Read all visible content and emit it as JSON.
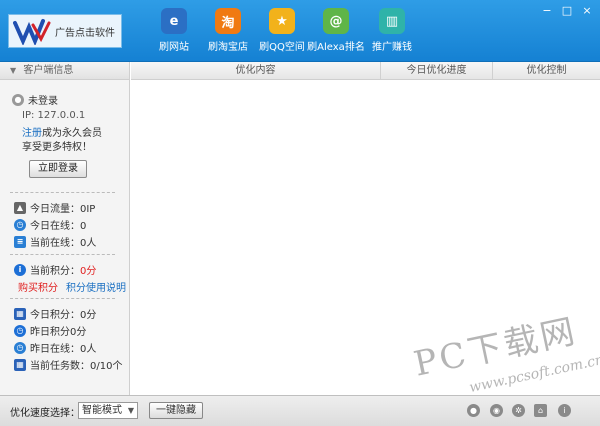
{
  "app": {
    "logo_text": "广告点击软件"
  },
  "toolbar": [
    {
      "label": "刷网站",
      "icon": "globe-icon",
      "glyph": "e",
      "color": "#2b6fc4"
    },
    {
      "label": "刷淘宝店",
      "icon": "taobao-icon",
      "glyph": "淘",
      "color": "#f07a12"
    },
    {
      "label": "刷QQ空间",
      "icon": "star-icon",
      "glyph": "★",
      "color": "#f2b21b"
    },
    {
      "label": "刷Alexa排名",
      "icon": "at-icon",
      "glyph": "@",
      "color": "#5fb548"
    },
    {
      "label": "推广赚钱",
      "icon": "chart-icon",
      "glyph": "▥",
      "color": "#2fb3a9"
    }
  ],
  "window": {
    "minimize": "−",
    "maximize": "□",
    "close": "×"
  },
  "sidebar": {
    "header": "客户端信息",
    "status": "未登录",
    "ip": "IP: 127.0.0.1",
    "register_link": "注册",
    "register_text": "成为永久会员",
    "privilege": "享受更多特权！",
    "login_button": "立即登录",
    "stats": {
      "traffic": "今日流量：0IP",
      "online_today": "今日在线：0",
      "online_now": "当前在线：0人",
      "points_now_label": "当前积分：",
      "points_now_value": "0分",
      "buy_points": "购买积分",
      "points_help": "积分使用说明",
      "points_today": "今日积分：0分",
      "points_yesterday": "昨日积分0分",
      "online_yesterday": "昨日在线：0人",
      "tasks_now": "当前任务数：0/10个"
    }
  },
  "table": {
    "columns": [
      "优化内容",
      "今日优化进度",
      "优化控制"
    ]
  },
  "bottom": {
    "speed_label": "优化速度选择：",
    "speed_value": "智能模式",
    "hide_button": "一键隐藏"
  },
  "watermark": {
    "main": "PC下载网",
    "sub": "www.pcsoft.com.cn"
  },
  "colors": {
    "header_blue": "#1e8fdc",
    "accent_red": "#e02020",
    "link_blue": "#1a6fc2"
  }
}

________________________

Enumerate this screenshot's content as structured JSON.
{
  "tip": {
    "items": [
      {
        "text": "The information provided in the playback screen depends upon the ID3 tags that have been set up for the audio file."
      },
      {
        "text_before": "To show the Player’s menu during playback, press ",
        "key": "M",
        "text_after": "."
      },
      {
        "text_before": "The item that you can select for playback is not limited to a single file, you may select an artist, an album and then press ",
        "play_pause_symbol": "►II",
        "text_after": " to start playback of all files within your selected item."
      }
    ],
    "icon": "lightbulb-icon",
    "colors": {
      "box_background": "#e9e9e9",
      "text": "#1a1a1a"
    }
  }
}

________________________

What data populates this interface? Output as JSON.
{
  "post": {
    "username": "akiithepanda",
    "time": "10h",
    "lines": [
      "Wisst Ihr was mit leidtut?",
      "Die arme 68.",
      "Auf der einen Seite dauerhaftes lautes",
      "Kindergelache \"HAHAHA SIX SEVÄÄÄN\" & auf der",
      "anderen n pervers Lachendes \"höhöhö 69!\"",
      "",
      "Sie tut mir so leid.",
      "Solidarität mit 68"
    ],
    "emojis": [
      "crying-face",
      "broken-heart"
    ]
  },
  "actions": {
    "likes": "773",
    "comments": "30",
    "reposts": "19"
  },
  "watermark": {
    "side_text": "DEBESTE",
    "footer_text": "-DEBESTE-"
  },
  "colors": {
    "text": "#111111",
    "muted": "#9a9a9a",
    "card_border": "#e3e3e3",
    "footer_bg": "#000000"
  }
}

________________________

### Work to complete:
Scan the lines for the string "icon". Pick out every line that has it.

### Problem solution:
      "icon": "globe-icon",
      "icon": "taobao-icon",
      "icon": "star-icon",
      "icon": "at-icon",
      "icon": "chart-icon",
    "icon": "lightbulb-icon",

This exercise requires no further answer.